What lines of the data include the string "unas"? Copy them all.

• • • • •

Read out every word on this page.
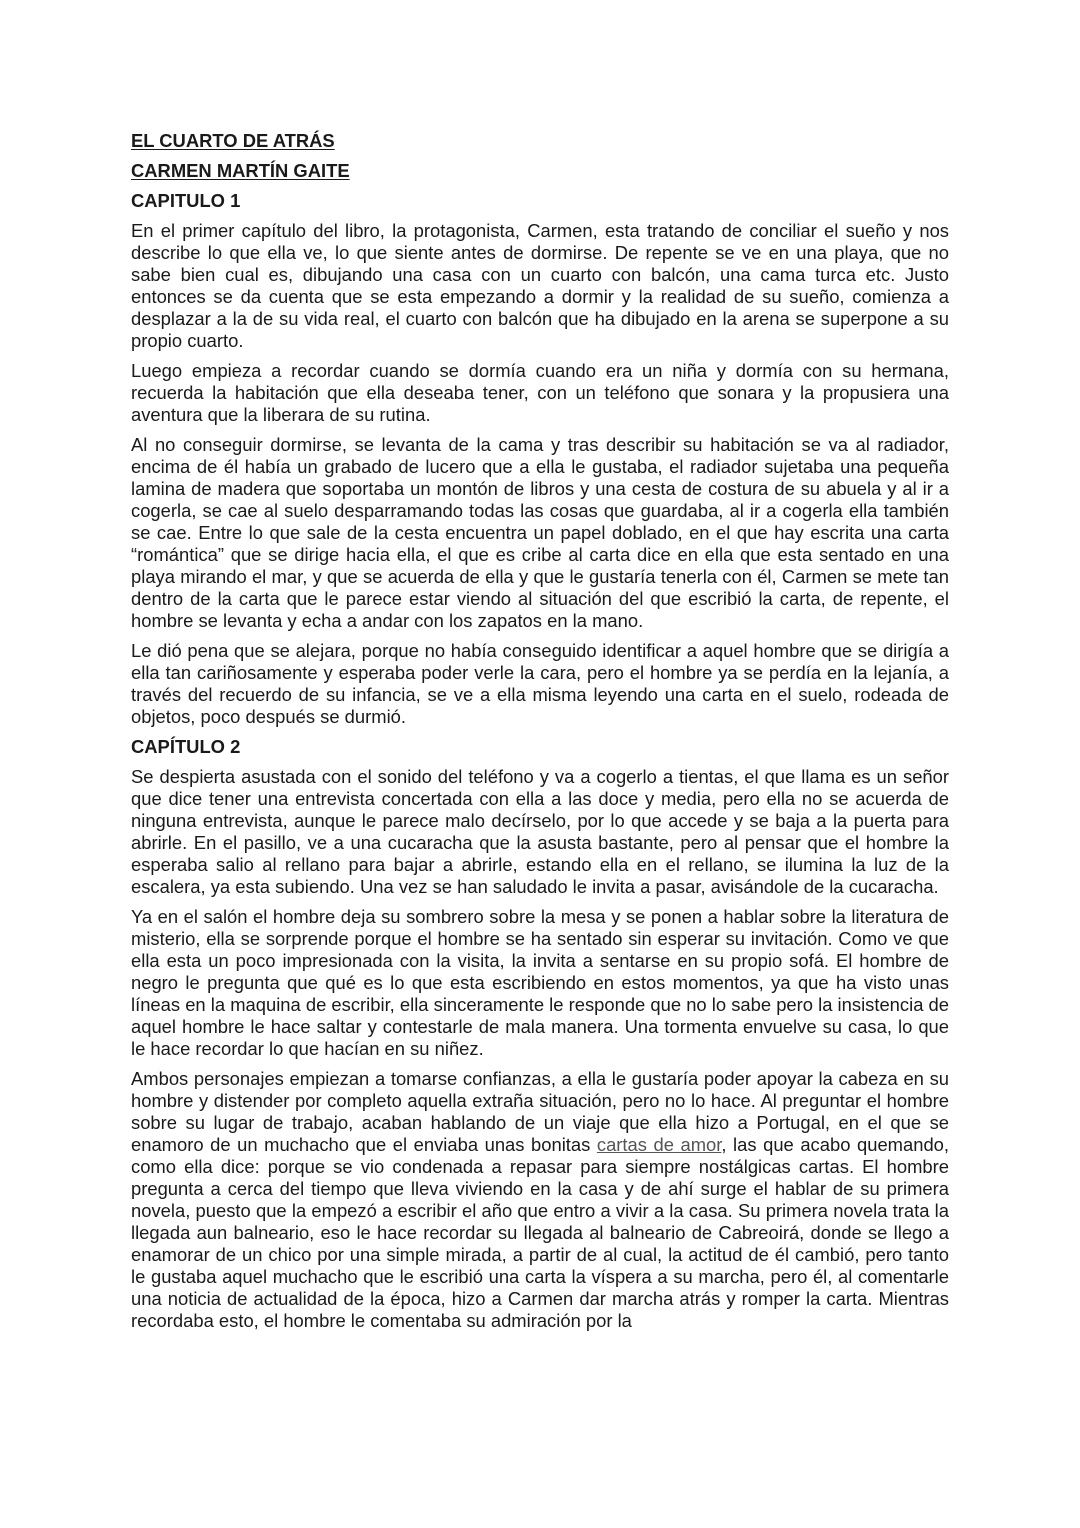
EL CUARTO DE ATRÁS
CARMEN MARTÍN GAITE
CAPITULO 1

En el primer capítulo del libro, la protagonista, Carmen, esta tratando de conciliar el sueño y nos describe lo que ella ve, lo que siente antes de dormirse. De repente se ve en una playa, que no sabe bien cual es, dibujando una casa con un cuarto con balcón, una cama turca etc. Justo entonces se da cuenta que se esta empezando a dormir y la realidad de su sueño, comienza a desplazar a la de su vida real, el cuarto con balcón que ha dibujado en la arena se superpone a su propio cuarto.

Luego empieza a recordar cuando se dormía cuando era un niña y dormía con su hermana, recuerda la habitación que ella deseaba tener, con un teléfono que sonara y la propusiera una aventura que la liberara de su rutina.

Al no conseguir dormirse, se levanta de la cama y tras describir su habitación se va al radiador, encima de él había un grabado de lucero que a ella le gustaba, el radiador sujetaba una pequeña lamina de madera que soportaba un montón de libros y una cesta de costura de su abuela y al ir a cogerla, se cae al suelo desparramando todas las cosas que guardaba, al ir a cogerla ella también se cae. Entre lo que sale de la cesta encuentra un papel doblado, en el que hay escrita una carta “romántica” que se dirige hacia ella, el que es cribe al carta dice en ella que esta sentado en una playa mirando el mar, y que se acuerda de ella y que le gustaría tenerla con él, Carmen se mete tan dentro de la carta que le parece estar viendo al situación del que escribió la carta, de repente, el hombre se levanta y echa a andar con los zapatos en la mano.

Le dió pena que se alejara, porque no había conseguido identificar a aquel hombre que se dirigía a ella tan cariñosamente y esperaba poder verle la cara, pero el hombre ya se perdía en la lejanía, a través del recuerdo de su infancia, se ve a ella misma leyendo una carta en el suelo, rodeada de objetos, poco después se durmió.

CAPÍTULO 2

Se despierta asustada con el sonido del teléfono y va a cogerlo a tientas, el que llama es un señor que dice tener una entrevista concertada con ella a las doce y media, pero ella no se acuerda de ninguna entrevista, aunque le parece malo decírselo, por lo que accede y se baja a la puerta para abrirle. En el pasillo, ve a una cucaracha que la asusta bastante, pero al pensar que el hombre la esperaba salio al rellano para bajar a abrirle, estando ella en el rellano, se ilumina la luz de la escalera, ya esta subiendo. Una vez se han saludado le invita a pasar, avisándole de la cucaracha.

Ya en el salón el hombre deja su sombrero sobre la mesa y se ponen a hablar sobre la literatura de misterio, ella se sorprende porque el hombre se ha sentado sin esperar su invitación. Como ve que ella esta un poco impresionada con la visita, la invita a sentarse en su propio sofá. El hombre de negro le pregunta que qué es lo que esta escribiendo en estos momentos, ya que ha visto unas líneas en la maquina de escribir, ella sinceramente le responde que no lo sabe pero la insistencia de aquel hombre le hace saltar y contestarle de mala manera. Una tormenta envuelve su casa, lo que le hace recordar lo que hacían en su niñez.

Ambos personajes empiezan a tomarse confianzas, a ella le gustaría poder apoyar la cabeza en su hombre y distender por completo aquella extraña situación, pero no lo hace. Al preguntar el hombre sobre su lugar de trabajo, acaban hablando de un viaje que ella hizo a Portugal, en el que se enamoro de un muchacho que el enviaba unas bonitas cartas de amor, las que acabo quemando, como ella dice: porque se vio condenada a repasar para siempre nostálgicas cartas. El hombre pregunta a cerca del tiempo que lleva viviendo en la casa y de ahí surge el hablar de su primera novela, puesto que la empezó a escribir el año que entro a vivir a la casa. Su primera novela trata la llegada aun balneario, eso le hace recordar su llegada al balneario de Cabreoirá, donde se llego a enamorar de un chico por una simple mirada, a partir de al cual, la actitud de él cambió, pero tanto le gustaba aquel muchacho que le escribió una carta la víspera a su marcha, pero él, al comentarle una noticia de actualidad de la época, hizo a Carmen dar marcha atrás y romper la carta. Mientras recordaba esto, el hombre le comentaba su admiración por la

• • • • •

* Reply to the task *
Ya en el salón el hombre deja su sombrero sobre la mesa y se ponen a hablar sobre la literatura de misterio, ella se sorprende porque el hombre se ha sentado sin esperar su invitación. Como ve que ella esta un poco impresionada con la visita, la invita a sentarse en su propio sofá. El hombre de negro le pregunta que qué es lo que esta escribiendo en estos momentos, ya que ha visto unas líneas en la maquina de escribir, ella sinceramente le responde que no lo sabe pero la insistencia de aquel hombre le hace saltar y contestarle de mala manera. Una tormenta envuelve su casa, lo que le hace recordar lo que hacían en su niñez.
Ambos personajes empiezan a tomarse confianzas, a ella le gustaría poder apoyar la cabeza en su hombre y distender por completo aquella extraña situación, pero no lo hace. Al preguntar el hombre sobre su lugar de trabajo, acaban hablando de un viaje que ella hizo a Portugal, en el que se enamoro de un muchacho que el enviaba unas bonitas cartas de amor, las que acabo quemando, como ella dice: porque se vio condenada a repasar para siempre nostálgicas cartas. El hombre pregunta a cerca del tiempo que lleva viviendo en la casa y de ahí surge el hablar de su primera novela, puesto que la empezó a escribir el año que entro a vivir a la casa. Su primera novela trata la llegada aun balneario, eso le hace recordar su llegada al balneario de Cabreoirá, donde se llego a enamorar de un chico por una simple mirada, a partir de al cual, la actitud de él cambió, pero tanto le gustaba aquel muchacho que le escribió una carta la víspera a su marcha, pero él, al comentarle una noticia de actualidad de la época, hizo a Carmen dar marcha atrás y romper la carta. Mientras recordaba esto, el hombre le comentaba su admiración por la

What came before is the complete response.